__INSTRUCTIONS TO FOLLOW__.
Report how many lines contain the word "right", with no other text.
%%
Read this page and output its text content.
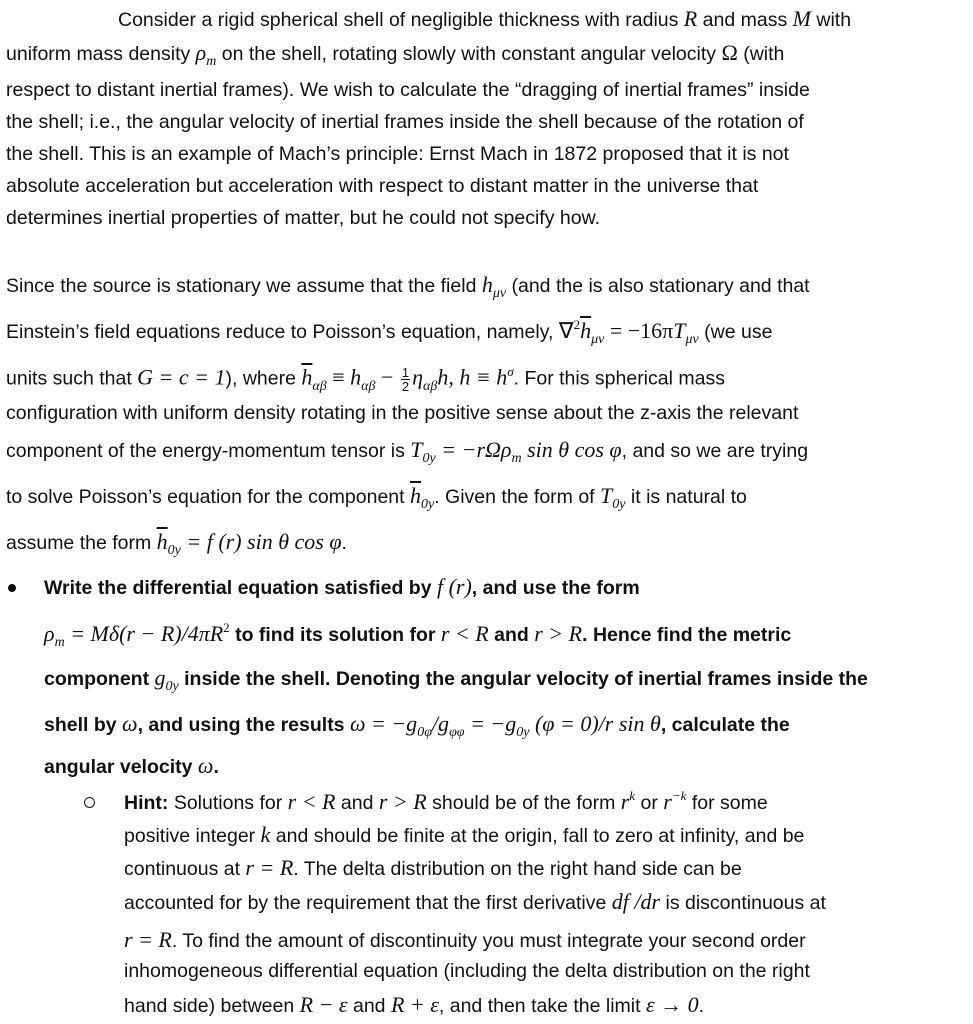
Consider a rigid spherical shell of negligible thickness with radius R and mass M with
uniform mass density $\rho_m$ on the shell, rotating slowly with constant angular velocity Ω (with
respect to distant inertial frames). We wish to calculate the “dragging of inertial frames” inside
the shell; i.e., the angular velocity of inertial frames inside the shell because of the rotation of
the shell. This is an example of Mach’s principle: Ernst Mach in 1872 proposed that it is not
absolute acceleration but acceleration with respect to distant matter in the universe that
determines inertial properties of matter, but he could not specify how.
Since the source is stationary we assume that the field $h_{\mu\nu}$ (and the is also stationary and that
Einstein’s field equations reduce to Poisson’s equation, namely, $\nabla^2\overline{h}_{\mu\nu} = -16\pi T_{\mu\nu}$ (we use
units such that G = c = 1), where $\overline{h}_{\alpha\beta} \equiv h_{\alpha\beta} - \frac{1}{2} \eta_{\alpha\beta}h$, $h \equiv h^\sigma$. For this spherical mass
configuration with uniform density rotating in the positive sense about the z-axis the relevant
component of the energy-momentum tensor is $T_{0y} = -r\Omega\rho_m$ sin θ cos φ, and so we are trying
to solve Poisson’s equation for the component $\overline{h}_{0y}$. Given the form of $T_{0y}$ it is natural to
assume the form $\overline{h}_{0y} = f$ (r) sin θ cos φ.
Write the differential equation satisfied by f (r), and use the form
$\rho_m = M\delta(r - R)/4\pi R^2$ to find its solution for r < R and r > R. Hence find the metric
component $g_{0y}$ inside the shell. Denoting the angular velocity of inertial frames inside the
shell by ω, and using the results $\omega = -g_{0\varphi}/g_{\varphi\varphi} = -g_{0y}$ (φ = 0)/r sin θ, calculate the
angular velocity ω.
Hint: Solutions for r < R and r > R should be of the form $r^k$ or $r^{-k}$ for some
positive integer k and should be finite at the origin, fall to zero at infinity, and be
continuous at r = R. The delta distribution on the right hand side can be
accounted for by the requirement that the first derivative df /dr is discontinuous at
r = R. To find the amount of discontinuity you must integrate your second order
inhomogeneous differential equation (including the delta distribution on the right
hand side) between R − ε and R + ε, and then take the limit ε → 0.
%%
__EXERCISE RESULT__.
2